> [YOUR OBJECTIVE]:
Skip the pictures. Repeat everything else in the records word for word.

> [RAW RECORDS]:
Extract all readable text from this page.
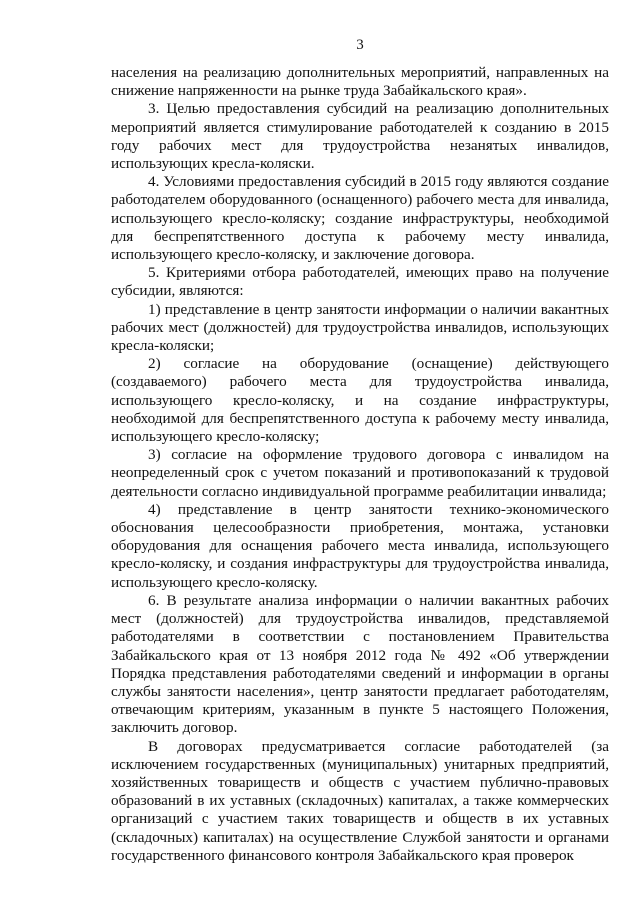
3

населения на реализацию дополнительных мероприятий, направленных на снижение напряженности на рынке труда Забайкальского края».

3. Целью предоставления субсидий на реализацию дополнительных мероприятий является стимулирование работодателей к созданию в 2015 году рабочих мест для трудоустройства незанятых инвалидов, использующих кресла-коляски.

4. Условиями предоставления субсидий в 2015 году являются создание работодателем оборудованного (оснащенного) рабочего места для инвалида, использующего кресло-коляску; создание инфраструктуры, необходимой для беспрепятственного доступа к рабочему месту инвалида, использующего кресло-коляску, и заключение договора.

5. Критериями отбора работодателей, имеющих право на получение субсидии, являются:

1) представление в центр занятости информации о наличии вакантных рабочих мест (должностей) для трудоустройства инвалидов, использующих кресла-коляски;

2) согласие на оборудование (оснащение) действующего (создаваемого) рабочего места для трудоустройства инвалида, использующего кресло-коляску, и на создание инфраструктуры, необходимой для беспрепятственного доступа к рабочему месту инвалида, использующего кресло-коляску;

3) согласие на оформление трудового договора с инвалидом на неопределенный срок с учетом показаний и противопоказаний к трудовой деятельности согласно индивидуальной программе реабилитации инвалида;

4) представление в центр занятости технико-экономического обоснования целесообразности приобретения, монтажа, установки оборудования для оснащения рабочего места инвалида, использующего кресло-коляску, и создания инфраструктуры для трудоустройства инвалида, использующего кресло-коляску.

6. В результате анализа информации о наличии вакантных рабочих мест (должностей) для трудоустройства инвалидов, представляемой работодателями в соответствии с постановлением Правительства Забайкальского края от 13 ноября 2012 года № 492 «Об утверждении Порядка представления работодателями сведений и информации в органы службы занятости населения», центр занятости предлагает работодателям, отвечающим критериям, указанным в пункте 5 настоящего Положения, заключить договор.

В договорах предусматривается согласие работодателей (за исключением государственных (муниципальных) унитарных предприятий, хозяйственных товариществ и обществ с участием публично-правовых образований в их уставных (складочных) капиталах, а также коммерческих организаций с участием таких товариществ и обществ в их уставных (складочных) капиталах) на осуществление Службой занятости и органами государственного финансового контроля Забайкальского края проверок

> [EXPECTED OUTPUT]:
Extract all readable text from this page.
3

населения на реализацию дополнительных мероприятий, направленных на снижение напряженности на рынке труда Забайкальского края».

3. Целью предоставления субсидий на реализацию дополнительных мероприятий является стимулирование работодателей к созданию в 2015 году рабочих мест для трудоустройства незанятых инвалидов, использующих кресла-коляски.

4. Условиями предоставления субсидий в 2015 году являются создание работодателем оборудованного (оснащенного) рабочего места для инвалида, использующего кресло-коляску; создание инфраструктуры, необходимой для беспрепятственного доступа к рабочему месту инвалида, использующего кресло-коляску, и заключение договора.

5. Критериями отбора работодателей, имеющих право на получение субсидии, являются:

1) представление в центр занятости информации о наличии вакантных рабочих мест (должностей) для трудоустройства инвалидов, использующих кресла-коляски;

2) согласие на оборудование (оснащение) действующего (создаваемого) рабочего места для трудоустройства инвалида, использующего кресло-коляску, и на создание инфраструктуры, необходимой для беспрепятственного доступа к рабочему месту инвалида, использующего кресло-коляску;

3) согласие на оформление трудового договора с инвалидом на неопределенный срок с учетом показаний и противопоказаний к трудовой деятельности согласно индивидуальной программе реабилитации инвалида;

4) представление в центр занятости технико-экономического обоснования целесообразности приобретения, монтажа, установки оборудования для оснащения рабочего места инвалида, использующего кресло-коляску, и создания инфраструктуры для трудоустройства инвалида, использующего кресло-коляску.

6. В результате анализа информации о наличии вакантных рабочих мест (должностей) для трудоустройства инвалидов, представляемой работодателями в соответствии с постановлением Правительства Забайкальского края от 13 ноября 2012 года № 492 «Об утверждении Порядка представления работодателями сведений и информации в органы службы занятости населения», центр занятости предлагает работодателям, отвечающим критериям, указанным в пункте 5 настоящего Положения, заключить договор.

В договорах предусматривается согласие работодателей (за исключением государственных (муниципальных) унитарных предприятий, хозяйственных товариществ и обществ с участием публично-правовых образований в их уставных (складочных) капиталах, а также коммерческих организаций с участием таких товариществ и обществ в их уставных (складочных) капиталах) на осуществление Службой занятости и органами государственного финансового контроля Забайкальского края проверок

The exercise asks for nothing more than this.